====== GIVEN RECORDS
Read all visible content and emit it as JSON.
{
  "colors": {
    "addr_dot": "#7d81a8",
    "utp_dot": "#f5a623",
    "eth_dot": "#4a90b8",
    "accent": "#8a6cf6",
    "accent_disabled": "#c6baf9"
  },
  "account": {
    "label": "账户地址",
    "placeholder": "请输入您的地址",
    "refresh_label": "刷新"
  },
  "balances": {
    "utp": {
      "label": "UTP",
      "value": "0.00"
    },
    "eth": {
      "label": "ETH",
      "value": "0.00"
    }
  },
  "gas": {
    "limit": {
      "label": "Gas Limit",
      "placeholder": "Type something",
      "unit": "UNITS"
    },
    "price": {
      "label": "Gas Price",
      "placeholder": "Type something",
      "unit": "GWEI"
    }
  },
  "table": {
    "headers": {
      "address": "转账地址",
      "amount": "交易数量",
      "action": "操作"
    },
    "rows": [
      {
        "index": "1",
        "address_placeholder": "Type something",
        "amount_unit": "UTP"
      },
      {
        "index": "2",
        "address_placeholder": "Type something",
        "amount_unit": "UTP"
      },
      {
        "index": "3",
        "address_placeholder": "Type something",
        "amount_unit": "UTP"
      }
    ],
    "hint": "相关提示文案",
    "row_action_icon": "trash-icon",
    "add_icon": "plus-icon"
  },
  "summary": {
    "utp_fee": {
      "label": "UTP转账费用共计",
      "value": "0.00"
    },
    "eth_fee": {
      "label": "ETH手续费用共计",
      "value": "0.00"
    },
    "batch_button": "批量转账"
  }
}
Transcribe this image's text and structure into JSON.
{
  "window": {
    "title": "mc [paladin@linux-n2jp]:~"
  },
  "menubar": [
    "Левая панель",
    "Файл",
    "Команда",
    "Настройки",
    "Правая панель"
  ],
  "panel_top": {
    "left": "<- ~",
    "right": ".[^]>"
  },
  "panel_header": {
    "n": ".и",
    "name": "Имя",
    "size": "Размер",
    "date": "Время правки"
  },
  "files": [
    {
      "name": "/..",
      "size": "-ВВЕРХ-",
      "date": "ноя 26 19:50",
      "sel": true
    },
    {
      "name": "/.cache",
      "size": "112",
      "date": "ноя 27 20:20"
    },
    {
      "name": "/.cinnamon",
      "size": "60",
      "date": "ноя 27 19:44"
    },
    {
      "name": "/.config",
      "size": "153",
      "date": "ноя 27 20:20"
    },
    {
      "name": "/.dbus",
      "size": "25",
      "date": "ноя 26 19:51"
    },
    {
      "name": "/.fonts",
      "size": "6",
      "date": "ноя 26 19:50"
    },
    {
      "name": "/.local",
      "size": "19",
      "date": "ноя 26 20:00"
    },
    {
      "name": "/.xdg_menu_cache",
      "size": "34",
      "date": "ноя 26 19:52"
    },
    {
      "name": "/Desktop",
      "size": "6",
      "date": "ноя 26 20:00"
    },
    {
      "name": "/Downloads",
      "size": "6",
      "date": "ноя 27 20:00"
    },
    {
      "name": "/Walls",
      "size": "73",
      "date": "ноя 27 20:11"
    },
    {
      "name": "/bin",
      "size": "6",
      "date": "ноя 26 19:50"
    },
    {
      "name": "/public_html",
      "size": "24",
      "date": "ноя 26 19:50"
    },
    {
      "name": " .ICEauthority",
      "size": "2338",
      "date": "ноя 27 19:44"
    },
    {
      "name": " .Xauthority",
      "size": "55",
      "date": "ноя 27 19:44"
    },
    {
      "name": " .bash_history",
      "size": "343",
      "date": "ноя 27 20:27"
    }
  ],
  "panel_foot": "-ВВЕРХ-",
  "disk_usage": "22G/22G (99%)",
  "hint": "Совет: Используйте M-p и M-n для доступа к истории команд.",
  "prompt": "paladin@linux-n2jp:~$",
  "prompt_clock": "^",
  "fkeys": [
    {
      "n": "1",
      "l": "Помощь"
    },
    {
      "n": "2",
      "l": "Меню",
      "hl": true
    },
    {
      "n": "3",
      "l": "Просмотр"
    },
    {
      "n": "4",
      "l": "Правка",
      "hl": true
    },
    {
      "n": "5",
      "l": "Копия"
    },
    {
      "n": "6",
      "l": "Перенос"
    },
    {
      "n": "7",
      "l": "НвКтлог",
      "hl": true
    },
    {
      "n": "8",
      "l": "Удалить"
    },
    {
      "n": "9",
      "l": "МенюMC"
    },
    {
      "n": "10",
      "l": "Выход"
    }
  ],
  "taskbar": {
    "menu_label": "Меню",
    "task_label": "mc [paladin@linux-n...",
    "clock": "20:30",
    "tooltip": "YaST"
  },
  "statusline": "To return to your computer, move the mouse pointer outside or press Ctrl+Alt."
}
============
§ WORK TO COMPLETE: Repeat the listing in full, keeping every line exactly as it is.

§ THE ANSWER:
Read all visible content and emit it as JSON.
{
  "colors": {
    "addr_dot": "#7d81a8",
    "utp_dot": "#f5a623",
    "eth_dot": "#4a90b8",
    "accent": "#8a6cf6",
    "accent_disabled": "#c6baf9"
  },
  "account": {
    "label": "账户地址",
    "placeholder": "请输入您的地址",
    "refresh_label": "刷新"
  },
  "balances": {
    "utp": {
      "label": "UTP",
      "value": "0.00"
    },
    "eth": {
      "label": "ETH",
      "value": "0.00"
    }
  },
  "gas": {
    "limit": {
      "label": "Gas Limit",
      "placeholder": "Type something",
      "unit": "UNITS"
    },
    "price": {
      "label": "Gas Price",
      "placeholder": "Type something",
      "unit": "GWEI"
    }
  },
  "table": {
    "headers": {
      "address": "转账地址",
      "amount": "交易数量",
      "action": "操作"
    },
    "rows": [
      {
        "index": "1",
        "address_placeholder": "Type something",
        "amount_unit": "UTP"
      },
      {
        "index": "2",
        "address_placeholder": "Type something",
        "amount_unit": "UTP"
      },
      {
        "index": "3",
        "address_placeholder": "Type something",
        "amount_unit": "UTP"
      }
    ],
    "hint": "相关提示文案",
    "row_action_icon": "trash-icon",
    "add_icon": "plus-icon"
  },
  "summary": {
    "utp_fee": {
      "label": "UTP转账费用共计",
      "value": "0.00"
    },
    "eth_fee": {
      "label": "ETH手续费用共计",
      "value": "0.00"
    },
    "batch_button": "批量转账"
  }
}
Transcribe this image's text and structure into JSON.
{
  "window": {
    "title": "mc [paladin@linux-n2jp]:~"
  },
  "menubar": [
    "Левая панель",
    "Файл",
    "Команда",
    "Настройки",
    "Правая панель"
  ],
  "panel_top": {
    "left": "<- ~",
    "right": ".[^]>"
  },
  "panel_header": {
    "n": ".и",
    "name": "Имя",
    "size": "Размер",
    "date": "Время правки"
  },
  "files": [
    {
      "name": "/..",
      "size": "-ВВЕРХ-",
      "date": "ноя 26 19:50",
      "sel": true
    },
    {
      "name": "/.cache",
      "size": "112",
      "date": "ноя 27 20:20"
    },
    {
      "name": "/.cinnamon",
      "size": "60",
      "date": "ноя 27 19:44"
    },
    {
      "name": "/.config",
      "size": "153",
      "date": "ноя 27 20:20"
    },
    {
      "name": "/.dbus",
      "size": "25",
      "date": "ноя 26 19:51"
    },
    {
      "name": "/.fonts",
      "size": "6",
      "date": "ноя 26 19:50"
    },
    {
      "name": "/.local",
      "size": "19",
      "date": "ноя 26 20:00"
    },
    {
      "name": "/.xdg_menu_cache",
      "size": "34",
      "date": "ноя 26 19:52"
    },
    {
      "name": "/Desktop",
      "size": "6",
      "date": "ноя 26 20:00"
    },
    {
      "name": "/Downloads",
      "size": "6",
      "date": "ноя 27 20:00"
    },
    {
      "name": "/Walls",
      "size": "73",
      "date": "ноя 27 20:11"
    },
    {
      "name": "/bin",
      "size": "6",
      "date": "ноя 26 19:50"
    },
    {
      "name": "/public_html",
      "size": "24",
      "date": "ноя 26 19:50"
    },
    {
      "name": " .ICEauthority",
      "size": "2338",
      "date": "ноя 27 19:44"
    },
    {
      "name": " .Xauthority",
      "size": "55",
      "date": "ноя 27 19:44"
    },
    {
      "name": " .bash_history",
      "size": "343",
      "date": "ноя 27 20:27"
    }
  ],
  "panel_foot": "-ВВЕРХ-",
  "disk_usage": "22G/22G (99%)",
  "hint": "Совет: Используйте M-p и M-n для доступа к истории команд.",
  "prompt": "paladin@linux-n2jp:~$",
  "prompt_clock": "^",
  "fkeys": [
    {
      "n": "1",
      "l": "Помощь"
    },
    {
      "n": "2",
      "l": "Меню",
      "hl": true
    },
    {
      "n": "3",
      "l": "Просмотр"
    },
    {
      "n": "4",
      "l": "Правка",
      "hl": true
    },
    {
      "n": "5",
      "l": "Копия"
    },
    {
      "n": "6",
      "l": "Перенос"
    },
    {
      "n": "7",
      "l": "НвКтлог",
      "hl": true
    },
    {
      "n": "8",
      "l": "Удалить"
    },
    {
      "n": "9",
      "l": "МенюMC"
    },
    {
      "n": "10",
      "l": "Выход"
    }
  ],
  "taskbar": {
    "menu_label": "Меню",
    "task_label": "mc [paladin@linux-n...",
    "clock": "20:30",
    "tooltip": "YaST"
  },
  "statusline": "To return to your computer, move the mouse pointer outside or press Ctrl+Alt."
}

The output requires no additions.